(Records from a dataset)
—————
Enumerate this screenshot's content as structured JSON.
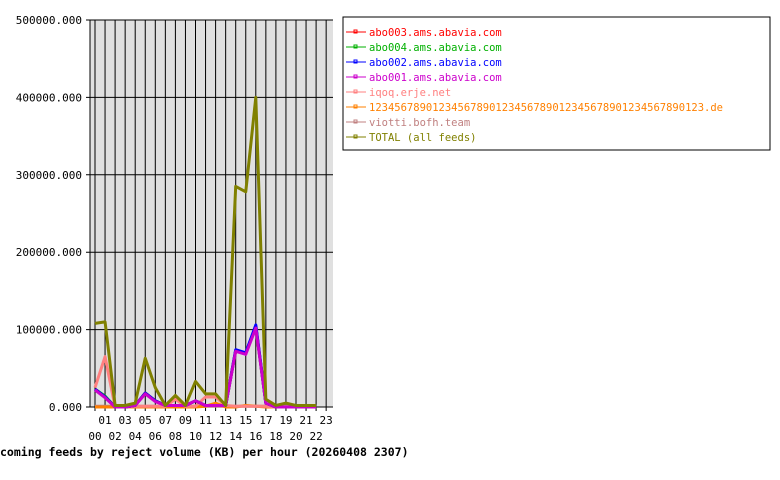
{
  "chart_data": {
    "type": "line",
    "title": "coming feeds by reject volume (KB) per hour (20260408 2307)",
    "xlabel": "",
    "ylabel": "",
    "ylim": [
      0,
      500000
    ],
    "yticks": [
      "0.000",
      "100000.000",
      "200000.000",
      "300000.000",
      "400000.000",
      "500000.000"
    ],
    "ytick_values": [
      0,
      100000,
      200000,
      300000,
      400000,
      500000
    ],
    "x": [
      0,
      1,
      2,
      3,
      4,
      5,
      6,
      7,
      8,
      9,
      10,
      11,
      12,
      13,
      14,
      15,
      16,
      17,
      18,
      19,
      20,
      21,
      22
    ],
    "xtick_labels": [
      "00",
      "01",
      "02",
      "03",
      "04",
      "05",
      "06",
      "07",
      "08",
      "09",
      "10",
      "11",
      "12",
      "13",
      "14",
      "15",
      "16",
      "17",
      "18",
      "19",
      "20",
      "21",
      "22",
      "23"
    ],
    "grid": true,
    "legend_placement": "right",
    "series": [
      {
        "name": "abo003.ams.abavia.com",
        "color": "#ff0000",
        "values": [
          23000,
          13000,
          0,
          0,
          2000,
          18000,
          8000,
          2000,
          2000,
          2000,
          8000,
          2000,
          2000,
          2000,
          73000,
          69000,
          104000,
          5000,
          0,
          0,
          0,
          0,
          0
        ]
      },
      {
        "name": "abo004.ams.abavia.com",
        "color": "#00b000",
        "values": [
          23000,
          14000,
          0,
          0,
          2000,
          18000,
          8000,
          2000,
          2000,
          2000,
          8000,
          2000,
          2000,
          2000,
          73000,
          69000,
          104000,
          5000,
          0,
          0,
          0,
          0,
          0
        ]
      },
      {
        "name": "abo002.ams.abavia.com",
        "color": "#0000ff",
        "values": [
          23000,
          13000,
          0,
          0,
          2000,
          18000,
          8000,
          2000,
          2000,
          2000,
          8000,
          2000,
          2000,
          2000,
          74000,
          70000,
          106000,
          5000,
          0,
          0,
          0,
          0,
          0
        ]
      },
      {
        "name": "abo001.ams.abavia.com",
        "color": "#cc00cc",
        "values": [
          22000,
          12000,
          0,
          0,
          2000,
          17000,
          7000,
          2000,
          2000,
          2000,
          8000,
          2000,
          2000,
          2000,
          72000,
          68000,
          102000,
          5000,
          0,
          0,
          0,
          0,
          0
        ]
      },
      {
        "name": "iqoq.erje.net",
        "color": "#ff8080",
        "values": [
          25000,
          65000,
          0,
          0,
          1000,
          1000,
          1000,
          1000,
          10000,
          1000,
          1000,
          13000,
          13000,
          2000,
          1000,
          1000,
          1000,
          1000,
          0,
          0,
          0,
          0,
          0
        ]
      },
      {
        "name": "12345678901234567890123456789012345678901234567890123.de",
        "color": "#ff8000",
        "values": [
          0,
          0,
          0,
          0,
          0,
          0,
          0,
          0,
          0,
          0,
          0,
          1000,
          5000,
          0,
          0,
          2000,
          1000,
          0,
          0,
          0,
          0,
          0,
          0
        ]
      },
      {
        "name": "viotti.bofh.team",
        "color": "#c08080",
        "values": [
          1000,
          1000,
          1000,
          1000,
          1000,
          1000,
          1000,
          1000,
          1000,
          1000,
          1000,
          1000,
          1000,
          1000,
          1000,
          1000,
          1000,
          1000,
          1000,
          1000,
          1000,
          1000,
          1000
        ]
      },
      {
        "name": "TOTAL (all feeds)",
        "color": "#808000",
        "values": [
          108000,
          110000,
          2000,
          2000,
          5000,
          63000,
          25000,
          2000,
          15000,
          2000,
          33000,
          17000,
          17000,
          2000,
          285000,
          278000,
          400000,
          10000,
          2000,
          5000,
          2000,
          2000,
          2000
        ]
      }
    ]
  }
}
—————
Stated problem:
Set the listing down in full and exactly. Pictures within it should not appear in the copy.

Full response:
Enumerate this screenshot's content as structured JSON.
{
  "chart_data": {
    "type": "line",
    "title": "coming feeds by reject volume (KB) per hour (20260408 2307)",
    "xlabel": "",
    "ylabel": "",
    "ylim": [
      0,
      500000
    ],
    "yticks": [
      "0.000",
      "100000.000",
      "200000.000",
      "300000.000",
      "400000.000",
      "500000.000"
    ],
    "ytick_values": [
      0,
      100000,
      200000,
      300000,
      400000,
      500000
    ],
    "x": [
      0,
      1,
      2,
      3,
      4,
      5,
      6,
      7,
      8,
      9,
      10,
      11,
      12,
      13,
      14,
      15,
      16,
      17,
      18,
      19,
      20,
      21,
      22
    ],
    "xtick_labels": [
      "00",
      "01",
      "02",
      "03",
      "04",
      "05",
      "06",
      "07",
      "08",
      "09",
      "10",
      "11",
      "12",
      "13",
      "14",
      "15",
      "16",
      "17",
      "18",
      "19",
      "20",
      "21",
      "22",
      "23"
    ],
    "grid": true,
    "legend_placement": "right",
    "series": [
      {
        "name": "abo003.ams.abavia.com",
        "color": "#ff0000",
        "values": [
          23000,
          13000,
          0,
          0,
          2000,
          18000,
          8000,
          2000,
          2000,
          2000,
          8000,
          2000,
          2000,
          2000,
          73000,
          69000,
          104000,
          5000,
          0,
          0,
          0,
          0,
          0
        ]
      },
      {
        "name": "abo004.ams.abavia.com",
        "color": "#00b000",
        "values": [
          23000,
          14000,
          0,
          0,
          2000,
          18000,
          8000,
          2000,
          2000,
          2000,
          8000,
          2000,
          2000,
          2000,
          73000,
          69000,
          104000,
          5000,
          0,
          0,
          0,
          0,
          0
        ]
      },
      {
        "name": "abo002.ams.abavia.com",
        "color": "#0000ff",
        "values": [
          23000,
          13000,
          0,
          0,
          2000,
          18000,
          8000,
          2000,
          2000,
          2000,
          8000,
          2000,
          2000,
          2000,
          74000,
          70000,
          106000,
          5000,
          0,
          0,
          0,
          0,
          0
        ]
      },
      {
        "name": "abo001.ams.abavia.com",
        "color": "#cc00cc",
        "values": [
          22000,
          12000,
          0,
          0,
          2000,
          17000,
          7000,
          2000,
          2000,
          2000,
          8000,
          2000,
          2000,
          2000,
          72000,
          68000,
          102000,
          5000,
          0,
          0,
          0,
          0,
          0
        ]
      },
      {
        "name": "iqoq.erje.net",
        "color": "#ff8080",
        "values": [
          25000,
          65000,
          0,
          0,
          1000,
          1000,
          1000,
          1000,
          10000,
          1000,
          1000,
          13000,
          13000,
          2000,
          1000,
          1000,
          1000,
          1000,
          0,
          0,
          0,
          0,
          0
        ]
      },
      {
        "name": "12345678901234567890123456789012345678901234567890123.de",
        "color": "#ff8000",
        "values": [
          0,
          0,
          0,
          0,
          0,
          0,
          0,
          0,
          0,
          0,
          0,
          1000,
          5000,
          0,
          0,
          2000,
          1000,
          0,
          0,
          0,
          0,
          0,
          0
        ]
      },
      {
        "name": "viotti.bofh.team",
        "color": "#c08080",
        "values": [
          1000,
          1000,
          1000,
          1000,
          1000,
          1000,
          1000,
          1000,
          1000,
          1000,
          1000,
          1000,
          1000,
          1000,
          1000,
          1000,
          1000,
          1000,
          1000,
          1000,
          1000,
          1000,
          1000
        ]
      },
      {
        "name": "TOTAL (all feeds)",
        "color": "#808000",
        "values": [
          108000,
          110000,
          2000,
          2000,
          5000,
          63000,
          25000,
          2000,
          15000,
          2000,
          33000,
          17000,
          17000,
          2000,
          285000,
          278000,
          400000,
          10000,
          2000,
          5000,
          2000,
          2000,
          2000
        ]
      }
    ]
  }
}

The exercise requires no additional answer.